[Dataset excerpt]
━━━━

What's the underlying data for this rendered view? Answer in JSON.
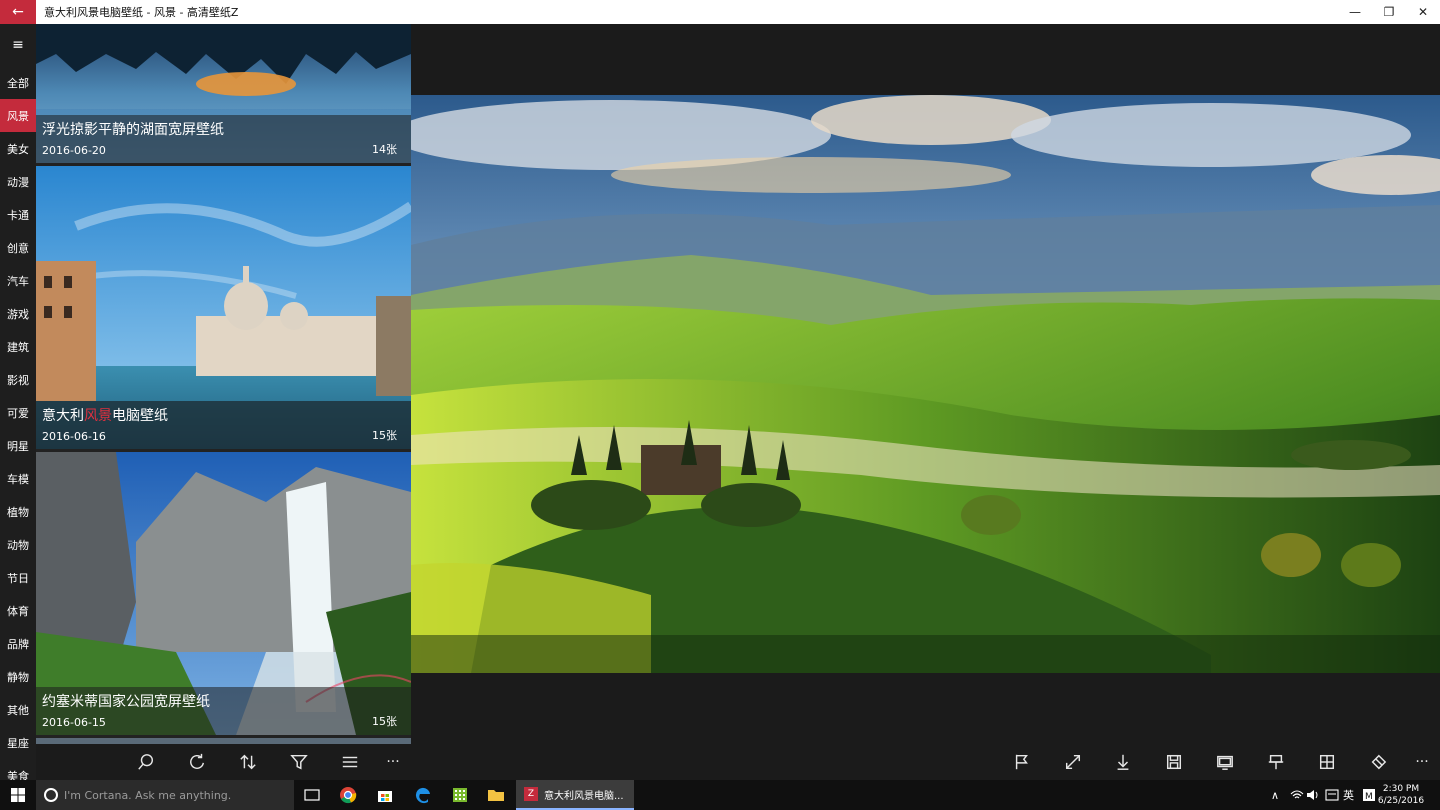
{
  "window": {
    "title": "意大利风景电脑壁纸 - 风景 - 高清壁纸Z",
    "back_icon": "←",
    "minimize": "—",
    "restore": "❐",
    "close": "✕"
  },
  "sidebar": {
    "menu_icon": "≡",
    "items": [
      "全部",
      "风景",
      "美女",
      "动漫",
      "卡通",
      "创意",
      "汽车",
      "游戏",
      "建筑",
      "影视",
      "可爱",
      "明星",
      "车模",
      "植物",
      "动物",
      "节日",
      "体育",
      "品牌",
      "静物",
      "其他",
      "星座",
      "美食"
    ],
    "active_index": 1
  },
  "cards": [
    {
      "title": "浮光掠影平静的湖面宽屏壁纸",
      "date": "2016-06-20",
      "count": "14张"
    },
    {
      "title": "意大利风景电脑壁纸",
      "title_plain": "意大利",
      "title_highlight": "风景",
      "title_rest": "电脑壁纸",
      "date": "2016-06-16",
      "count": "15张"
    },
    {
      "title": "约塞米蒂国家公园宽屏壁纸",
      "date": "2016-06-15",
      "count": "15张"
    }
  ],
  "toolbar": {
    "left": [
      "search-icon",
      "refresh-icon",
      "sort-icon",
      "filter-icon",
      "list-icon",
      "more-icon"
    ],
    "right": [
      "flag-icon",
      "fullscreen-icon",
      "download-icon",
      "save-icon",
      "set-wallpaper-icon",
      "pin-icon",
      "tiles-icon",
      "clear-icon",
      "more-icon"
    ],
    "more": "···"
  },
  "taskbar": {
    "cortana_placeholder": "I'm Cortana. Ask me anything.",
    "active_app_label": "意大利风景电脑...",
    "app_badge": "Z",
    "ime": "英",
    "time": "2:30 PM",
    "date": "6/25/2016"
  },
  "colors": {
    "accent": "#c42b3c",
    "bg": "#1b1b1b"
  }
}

━━━━

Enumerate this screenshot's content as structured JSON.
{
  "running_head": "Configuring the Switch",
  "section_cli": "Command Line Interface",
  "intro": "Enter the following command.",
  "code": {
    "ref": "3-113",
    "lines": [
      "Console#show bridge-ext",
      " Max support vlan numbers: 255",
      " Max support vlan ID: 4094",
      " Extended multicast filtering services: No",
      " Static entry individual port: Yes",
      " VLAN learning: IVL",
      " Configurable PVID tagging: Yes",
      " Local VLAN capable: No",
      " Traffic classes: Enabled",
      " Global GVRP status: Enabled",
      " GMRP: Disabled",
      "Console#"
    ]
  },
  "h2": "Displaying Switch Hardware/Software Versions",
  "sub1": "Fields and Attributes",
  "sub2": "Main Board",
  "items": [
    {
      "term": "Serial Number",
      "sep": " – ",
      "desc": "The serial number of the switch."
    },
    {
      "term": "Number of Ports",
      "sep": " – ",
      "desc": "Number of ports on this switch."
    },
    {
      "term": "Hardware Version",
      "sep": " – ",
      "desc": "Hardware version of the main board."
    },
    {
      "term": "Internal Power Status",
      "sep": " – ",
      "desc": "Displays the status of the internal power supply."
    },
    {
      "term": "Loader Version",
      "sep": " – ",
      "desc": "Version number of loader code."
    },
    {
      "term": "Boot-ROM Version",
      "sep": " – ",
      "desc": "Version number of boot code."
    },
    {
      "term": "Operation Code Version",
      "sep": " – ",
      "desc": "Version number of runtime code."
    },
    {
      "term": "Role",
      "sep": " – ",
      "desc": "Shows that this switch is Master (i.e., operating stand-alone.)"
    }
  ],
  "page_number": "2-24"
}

━━━━

_Task description_.
Copy out each line that contains the word "date".

_Finished task_.
      "date": "2016-06-20",
      "date": "2016-06-16",
      "date": "2016-06-15",
    "date": "6/25/2016"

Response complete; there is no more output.